**PROBLEM TO WORK ON**
Check every line below for the word "средств" and show those that hold it.
——
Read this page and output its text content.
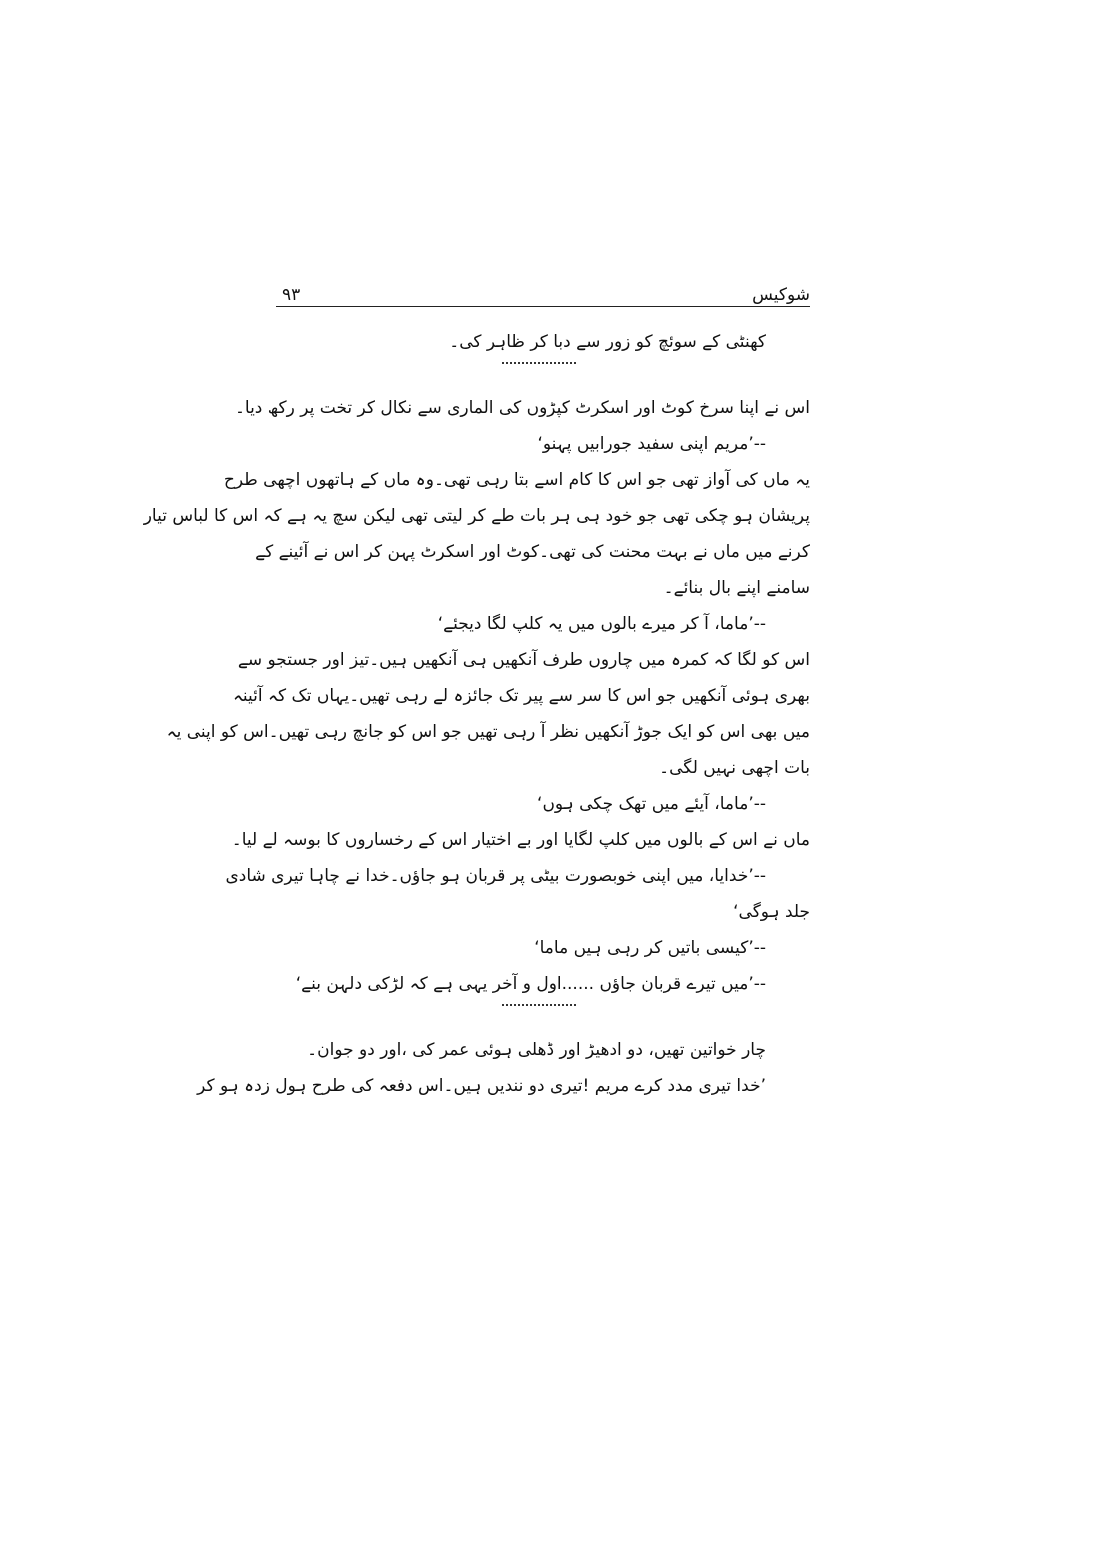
شوکیس
۹۳
کھنٹی کے سوئچ کو زور سے دبا کر ظاہر کی۔
اس نے اپنا سرخ کوٹ اور اسکرٹ کپڑوں کی الماری سے نکال کر تخت پر رکھ دیا۔
--’مریم اپنی سفید جورابیں پہنو‘
یہ ماں کی آواز تھی جو اس کا کام اسے بتا رہی تھی۔وہ ماں کے ہاتھوں اچھی طرح
پریشان ہو چکی تھی جو خود ہی ہر بات طے کر لیتی تھی لیکن سچ یہ ہے کہ اس کا لباس تیار
کرنے میں ماں نے بہت محنت کی تھی۔کوٹ اور اسکرٹ پہن کر اس نے آئینے کے
سامنے اپنے بال بنائے۔
--’ماما، آ کر میرے بالوں میں یہ کلپ لگا دیجئے‘
اس کو لگا کہ کمرہ میں چاروں طرف آنکھیں ہی آنکھیں ہیں۔تیز اور جستجو سے
بھری ہوئی آنکھیں جو اس کا سر سے پیر تک جائزہ لے رہی تھیں۔یہاں تک کہ آئینہ
میں بھی اس کو ایک جوڑ آنکھیں نظر آ رہی تھیں جو اس کو جانچ رہی تھیں۔اس کو اپنی یہ
بات اچھی نہیں لگی۔
--’ماما، آیئے میں تھک چکی ہوں‘
ماں نے اس کے بالوں میں کلپ لگایا اور بے اختیار اس کے رخساروں کا بوسہ لے لیا۔
--’خدایا، میں اپنی خوبصورت بیٹی پر قربان ہو جاؤں۔خدا نے چاہا تیری شادی
جلد ہوگی‘
--’کیسی باتیں کر رہی ہیں ماما‘
--’میں تیرے قربان جاؤں ......اول و آخر یہی ہے کہ لڑکی دلہن بنے‘
چار خواتین تھیں، دو ادھیڑ اور ڈھلی ہوئی عمر کی ،اور دو جوان۔
’خدا تیری مدد کرے مریم !تیری دو نندیں ہیں۔اس دفعہ کی طرح ہول زدہ ہو کر
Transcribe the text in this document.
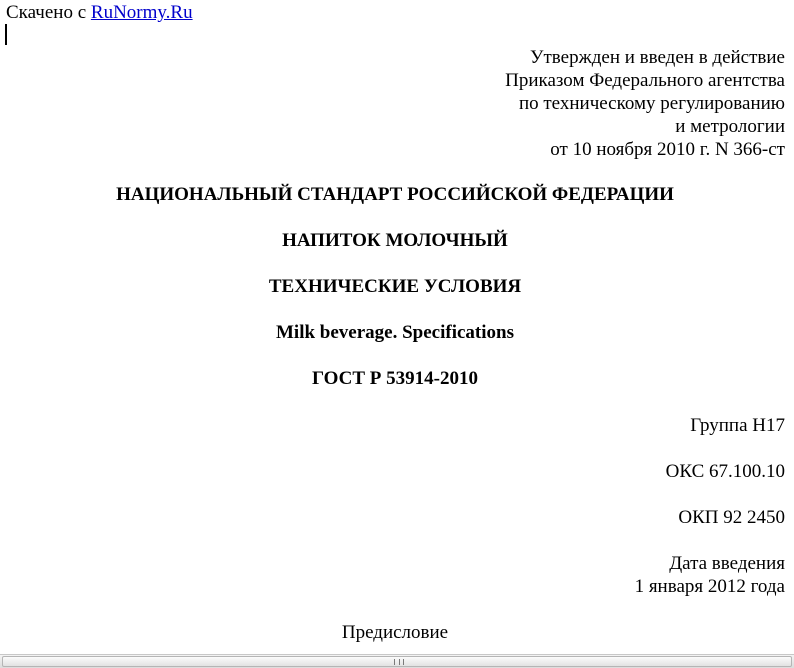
Скачено с RuNormy.Ru
Утвержден и введен в действие
Приказом Федерального агентства
по техническому регулированию
и метрологии
от 10 ноября 2010 г. N 366-ст
НАЦИОНАЛЬНЫЙ СТАНДАРТ РОССИЙСКОЙ ФЕДЕРАЦИИ
НАПИТОК МОЛОЧНЫЙ
ТЕХНИЧЕСКИЕ УСЛОВИЯ
Milk beverage. Specifications
ГОСТ Р 53914-2010
Группа Н17
ОКС 67.100.10
ОКП 92 2450
Дата введения
1 января 2012 года
Предисловие
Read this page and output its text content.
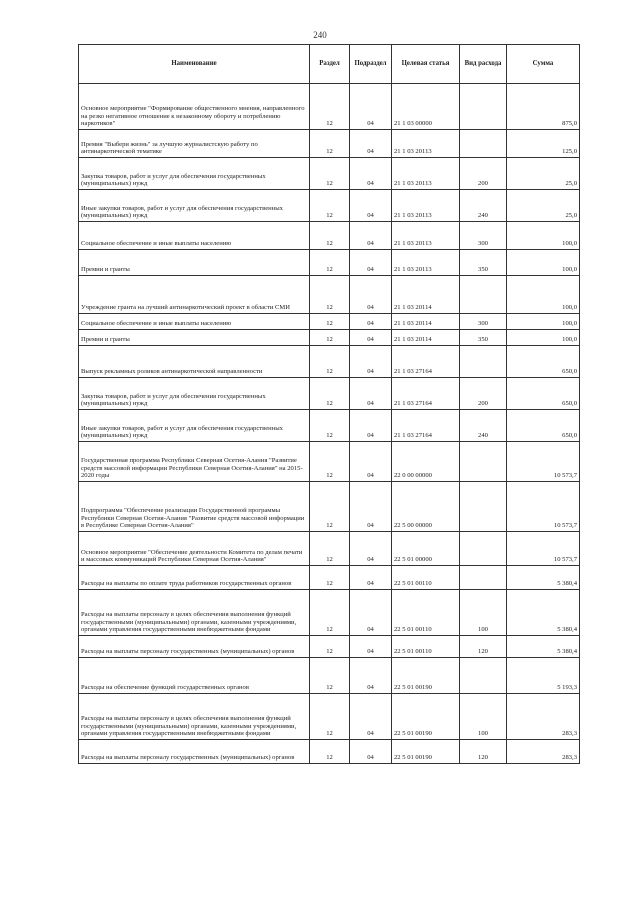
240
Наименование	Раздел	Подраздел	Целевая статья	Вид расхода	Сумма
Основное мероприятие "Формирование общественного мнения, направленного на резко негативное отношение к незаконному обороту и потреблению наркотиков"	12	04	21 1 03 00000		875,0
Премия "Выбери жизнь" за лучшую журналистскую работу по антинаркотической тематике	12	04	21 1 03 20113		125,0
Закупка товаров, работ и услуг для обеспечения государственных (муниципальных) нужд	12	04	21 1 03 20113	200	25,0
Иные закупки товаров, работ и услуг для обеспечения государственных (муниципальных) нужд	12	04	21 1 03 20113	240	25,0
Социальное обеспечение и иные выплаты населению	12	04	21 1 03 20113	300	100,0
Премии и гранты	12	04	21 1 03 20113	350	100,0
Учреждение гранта на лучший антинаркотический проект в области СМИ	12	04	21 1 03 20114		100,0
Социальное обеспечение и иные выплаты населению	12	04	21 1 03 20114	300	100,0
Премии и гранты	12	04	21 1 03 20114	350	100,0
Выпуск рекламных роликов антинаркотической направленности	12	04	21 1 03 27164		650,0
Закупка товаров, работ и услуг для обеспечения государственных (муниципальных) нужд	12	04	21 1 03 27164	200	650,0
Иные закупки товаров, работ и услуг для обеспечения государственных (муниципальных) нужд	12	04	21 1 03 27164	240	650,0
Государственная программа Республики Северная Осетия-Алания "Развитие средств массовой информации Республики Северная Осетия-Алания" на 2015-2020 годы	12	04	22 0 00 00000		10 573,7
Подпрограмма "Обеспечение реализации Государственной программы Республики Северная Осетия-Алания "Развитие средств массовой информации в Республике Северная Осетия-Алания"	12	04	22 5 00 00000		10 573,7
Основное мероприятие "Обеспечение деятельности Комитета по делам печати и массовых коммуникаций Республики Северная Осетия-Алания"	12	04	22 5 01 00000		10 573,7
Расходы на выплаты по оплате труда работников государственных органов	12	04	22 5 01 00110		5 380,4
Расходы на выплаты персоналу в целях обеспечения выполнения функций государственными (муниципальными) органами, казенными учреждениями, органами управления государственными внебюджетными фондами	12	04	22 5 01 00110	100	5 380,4
Расходы на выплаты персоналу государственных (муниципальных) органов	12	04	22 5 01 00110	120	5 380,4
Расходы на обеспечение функций государственных органов	12	04	22 5 01 00190		5 193,3
Расходы на выплаты персоналу в целях обеспечения выполнения функций государственными (муниципальными) органами, казенными учреждениями, органами управления государственными внебюджетными фондами	12	04	22 5 01 00190	100	283,3
Расходы на выплаты персоналу государственных (муниципальных) органов	12	04	22 5 01 00190	120	283,3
——
**OUTPUT FOR THIS EXERCISE**
Государственная программа Республики Северная Осетия-Алания "Развитие средств массовой информации Республики Северная Осетия-Алания" на 2015-2020 годы	12	04	22 0 00 00000		10 573,7
Подпрограмма "Обеспечение реализации Государственной программы Республики Северная Осетия-Алания "Развитие средств массовой информации в Республике Северная Осетия-Алания"	12	04	22 5 00 00000		10 573,7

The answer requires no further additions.